# Material for this task

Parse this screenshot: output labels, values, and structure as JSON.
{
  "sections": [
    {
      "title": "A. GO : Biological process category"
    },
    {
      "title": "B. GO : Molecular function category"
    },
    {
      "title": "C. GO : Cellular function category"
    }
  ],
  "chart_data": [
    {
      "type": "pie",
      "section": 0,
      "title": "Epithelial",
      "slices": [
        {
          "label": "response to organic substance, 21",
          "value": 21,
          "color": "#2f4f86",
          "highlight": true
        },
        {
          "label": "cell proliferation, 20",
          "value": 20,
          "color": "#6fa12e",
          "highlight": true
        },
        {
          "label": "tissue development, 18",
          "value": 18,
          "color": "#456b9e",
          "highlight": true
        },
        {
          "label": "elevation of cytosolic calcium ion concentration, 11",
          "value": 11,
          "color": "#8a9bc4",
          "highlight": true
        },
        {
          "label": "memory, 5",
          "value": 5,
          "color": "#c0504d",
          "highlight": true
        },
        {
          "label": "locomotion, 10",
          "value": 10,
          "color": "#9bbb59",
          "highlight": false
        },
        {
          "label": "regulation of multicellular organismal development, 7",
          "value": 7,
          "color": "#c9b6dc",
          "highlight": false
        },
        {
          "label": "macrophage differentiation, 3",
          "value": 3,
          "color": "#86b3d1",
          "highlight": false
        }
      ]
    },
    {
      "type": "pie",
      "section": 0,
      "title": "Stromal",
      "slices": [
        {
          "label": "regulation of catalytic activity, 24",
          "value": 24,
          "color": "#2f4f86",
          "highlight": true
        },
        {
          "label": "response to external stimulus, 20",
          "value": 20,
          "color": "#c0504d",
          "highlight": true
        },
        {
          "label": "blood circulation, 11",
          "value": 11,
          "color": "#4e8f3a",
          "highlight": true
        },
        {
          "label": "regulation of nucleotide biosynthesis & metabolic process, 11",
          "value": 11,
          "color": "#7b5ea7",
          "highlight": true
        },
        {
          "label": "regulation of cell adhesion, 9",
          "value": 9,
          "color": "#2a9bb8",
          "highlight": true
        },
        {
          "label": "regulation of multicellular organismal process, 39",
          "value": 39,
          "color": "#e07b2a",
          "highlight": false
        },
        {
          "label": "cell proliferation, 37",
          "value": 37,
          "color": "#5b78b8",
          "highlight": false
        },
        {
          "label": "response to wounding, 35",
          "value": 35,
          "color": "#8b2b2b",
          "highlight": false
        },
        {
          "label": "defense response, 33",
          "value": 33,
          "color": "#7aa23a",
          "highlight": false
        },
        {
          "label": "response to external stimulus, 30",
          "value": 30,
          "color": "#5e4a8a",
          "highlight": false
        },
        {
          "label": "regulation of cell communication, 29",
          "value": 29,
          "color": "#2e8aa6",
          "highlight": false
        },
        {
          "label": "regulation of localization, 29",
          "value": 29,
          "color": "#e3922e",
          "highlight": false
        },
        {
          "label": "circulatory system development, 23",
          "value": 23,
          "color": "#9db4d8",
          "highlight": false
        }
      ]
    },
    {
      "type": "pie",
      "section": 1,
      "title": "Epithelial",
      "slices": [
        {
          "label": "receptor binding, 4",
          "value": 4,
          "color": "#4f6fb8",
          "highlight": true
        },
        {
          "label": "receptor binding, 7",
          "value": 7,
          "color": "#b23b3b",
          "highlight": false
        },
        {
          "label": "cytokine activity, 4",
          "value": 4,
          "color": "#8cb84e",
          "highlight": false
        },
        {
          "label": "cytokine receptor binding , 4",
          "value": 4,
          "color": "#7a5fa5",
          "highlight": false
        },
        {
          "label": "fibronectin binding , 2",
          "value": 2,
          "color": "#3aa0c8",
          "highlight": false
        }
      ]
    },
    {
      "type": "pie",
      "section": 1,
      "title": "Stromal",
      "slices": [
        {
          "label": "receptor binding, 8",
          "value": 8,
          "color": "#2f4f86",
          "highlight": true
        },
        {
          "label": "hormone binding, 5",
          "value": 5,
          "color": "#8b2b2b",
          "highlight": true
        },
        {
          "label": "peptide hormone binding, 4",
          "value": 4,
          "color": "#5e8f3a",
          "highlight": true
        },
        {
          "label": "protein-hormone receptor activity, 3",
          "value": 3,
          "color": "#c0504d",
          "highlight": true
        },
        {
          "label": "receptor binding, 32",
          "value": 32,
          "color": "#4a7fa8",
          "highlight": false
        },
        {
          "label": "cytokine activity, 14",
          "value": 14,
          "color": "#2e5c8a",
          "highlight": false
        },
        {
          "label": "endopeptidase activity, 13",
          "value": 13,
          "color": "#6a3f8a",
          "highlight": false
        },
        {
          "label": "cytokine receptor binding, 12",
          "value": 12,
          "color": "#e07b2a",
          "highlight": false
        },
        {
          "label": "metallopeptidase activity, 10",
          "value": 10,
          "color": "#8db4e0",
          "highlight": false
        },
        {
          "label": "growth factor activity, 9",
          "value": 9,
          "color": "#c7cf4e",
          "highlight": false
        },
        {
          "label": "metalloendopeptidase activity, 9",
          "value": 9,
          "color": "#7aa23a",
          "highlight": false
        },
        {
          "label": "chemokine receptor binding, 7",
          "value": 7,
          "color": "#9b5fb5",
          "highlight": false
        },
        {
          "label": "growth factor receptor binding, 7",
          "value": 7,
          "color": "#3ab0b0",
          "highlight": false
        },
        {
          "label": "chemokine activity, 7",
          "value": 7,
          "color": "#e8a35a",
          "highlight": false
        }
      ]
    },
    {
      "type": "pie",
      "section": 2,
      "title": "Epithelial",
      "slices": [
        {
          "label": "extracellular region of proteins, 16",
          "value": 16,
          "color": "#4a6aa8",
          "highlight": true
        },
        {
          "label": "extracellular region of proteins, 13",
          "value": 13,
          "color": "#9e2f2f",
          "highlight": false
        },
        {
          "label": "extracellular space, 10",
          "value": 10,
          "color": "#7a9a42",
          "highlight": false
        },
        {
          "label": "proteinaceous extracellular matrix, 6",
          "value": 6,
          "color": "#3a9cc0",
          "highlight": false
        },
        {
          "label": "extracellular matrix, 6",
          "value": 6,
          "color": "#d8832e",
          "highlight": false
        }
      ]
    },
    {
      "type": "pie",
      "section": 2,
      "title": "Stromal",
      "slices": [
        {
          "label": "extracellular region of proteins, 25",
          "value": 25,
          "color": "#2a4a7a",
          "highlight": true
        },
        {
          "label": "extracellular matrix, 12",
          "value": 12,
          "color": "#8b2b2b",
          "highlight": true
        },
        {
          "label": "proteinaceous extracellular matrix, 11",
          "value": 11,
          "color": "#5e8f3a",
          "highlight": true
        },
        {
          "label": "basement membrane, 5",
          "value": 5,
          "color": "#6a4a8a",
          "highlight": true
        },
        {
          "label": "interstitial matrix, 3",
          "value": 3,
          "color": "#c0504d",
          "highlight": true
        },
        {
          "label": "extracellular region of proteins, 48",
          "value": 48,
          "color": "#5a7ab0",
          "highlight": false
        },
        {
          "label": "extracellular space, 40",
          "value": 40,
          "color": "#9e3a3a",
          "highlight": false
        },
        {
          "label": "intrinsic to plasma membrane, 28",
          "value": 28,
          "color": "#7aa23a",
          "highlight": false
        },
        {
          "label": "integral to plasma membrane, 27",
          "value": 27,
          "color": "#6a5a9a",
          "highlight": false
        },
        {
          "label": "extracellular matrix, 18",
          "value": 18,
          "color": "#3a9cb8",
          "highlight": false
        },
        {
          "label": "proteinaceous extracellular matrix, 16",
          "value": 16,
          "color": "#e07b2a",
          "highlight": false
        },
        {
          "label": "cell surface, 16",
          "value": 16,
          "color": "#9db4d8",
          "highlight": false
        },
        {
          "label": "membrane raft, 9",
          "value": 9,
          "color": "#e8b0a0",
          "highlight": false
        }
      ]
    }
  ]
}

# The task
Each line of the entries above that has the word "chemokine" is to be copied.

# The completed task
          "label": "chemokine receptor binding, 7",
          "label": "chemokine activity, 7",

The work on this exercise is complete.